▸ **Given exercise**
Lines that hold the word "these" should be located and copied.

— Start of Given entries —

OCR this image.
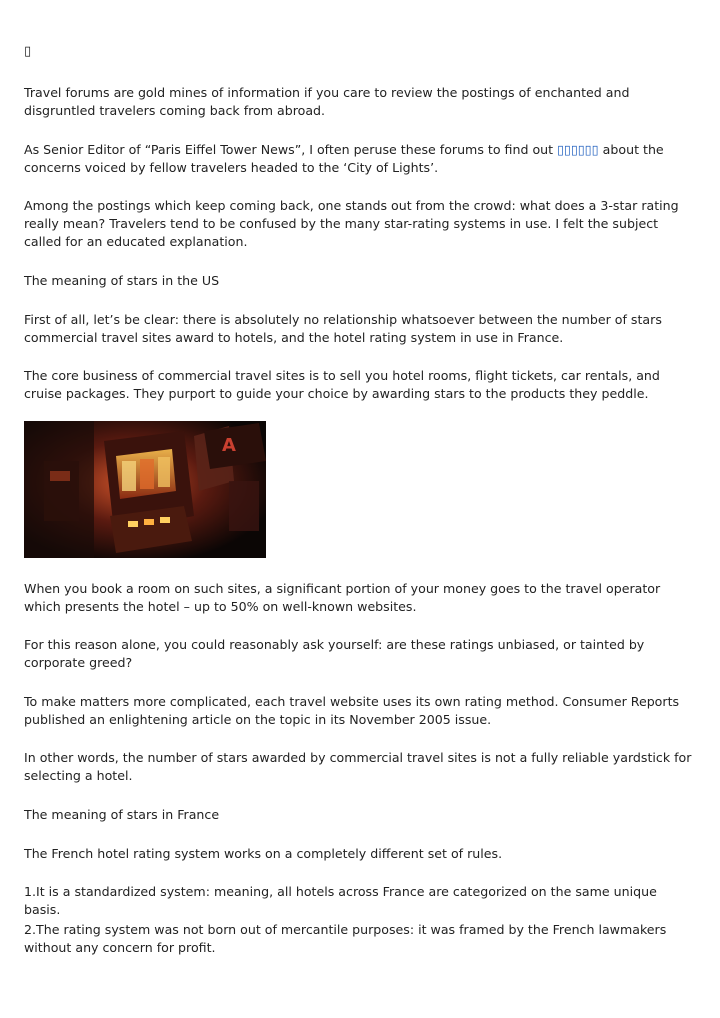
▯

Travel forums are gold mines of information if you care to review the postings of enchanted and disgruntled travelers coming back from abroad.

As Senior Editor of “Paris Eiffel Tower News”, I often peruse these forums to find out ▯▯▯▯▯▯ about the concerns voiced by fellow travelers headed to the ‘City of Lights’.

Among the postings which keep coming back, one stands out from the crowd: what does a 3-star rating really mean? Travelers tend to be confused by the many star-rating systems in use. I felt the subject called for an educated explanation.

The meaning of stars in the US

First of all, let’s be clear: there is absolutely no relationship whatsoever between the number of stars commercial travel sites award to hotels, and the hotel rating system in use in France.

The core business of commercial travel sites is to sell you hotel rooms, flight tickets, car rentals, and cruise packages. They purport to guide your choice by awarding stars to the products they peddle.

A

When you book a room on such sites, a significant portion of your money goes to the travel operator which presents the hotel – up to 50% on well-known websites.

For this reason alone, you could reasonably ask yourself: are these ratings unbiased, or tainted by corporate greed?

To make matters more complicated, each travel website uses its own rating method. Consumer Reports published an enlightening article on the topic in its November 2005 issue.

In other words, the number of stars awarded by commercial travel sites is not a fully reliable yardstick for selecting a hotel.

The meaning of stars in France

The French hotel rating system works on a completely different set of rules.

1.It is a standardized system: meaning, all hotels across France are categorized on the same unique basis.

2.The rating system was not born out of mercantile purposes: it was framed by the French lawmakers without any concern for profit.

— End of Given entries —
— Start of Given entries —

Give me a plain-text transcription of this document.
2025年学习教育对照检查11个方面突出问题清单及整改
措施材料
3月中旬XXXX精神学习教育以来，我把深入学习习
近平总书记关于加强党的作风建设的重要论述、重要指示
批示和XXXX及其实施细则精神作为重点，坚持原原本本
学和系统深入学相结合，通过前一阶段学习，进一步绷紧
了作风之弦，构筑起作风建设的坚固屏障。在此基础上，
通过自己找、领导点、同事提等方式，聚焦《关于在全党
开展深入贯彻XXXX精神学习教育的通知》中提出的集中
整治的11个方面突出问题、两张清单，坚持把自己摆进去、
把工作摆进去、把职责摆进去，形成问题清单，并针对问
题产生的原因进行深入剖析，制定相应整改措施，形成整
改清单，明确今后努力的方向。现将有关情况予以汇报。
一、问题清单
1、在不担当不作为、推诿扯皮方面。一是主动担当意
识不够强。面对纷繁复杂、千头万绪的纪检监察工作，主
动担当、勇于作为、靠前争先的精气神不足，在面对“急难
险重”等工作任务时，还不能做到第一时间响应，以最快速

— End of Given entries —

▸ **Solution to the problem**
As Senior Editor of “Paris Eiffel Tower News”, I often peruse these forums to find out ▯▯▯▯▯▯ about the concerns voiced by fellow travelers headed to the ‘City of Lights’.
For this reason alone, you could reasonably ask yourself: are these ratings unbiased, or tainted by corporate greed?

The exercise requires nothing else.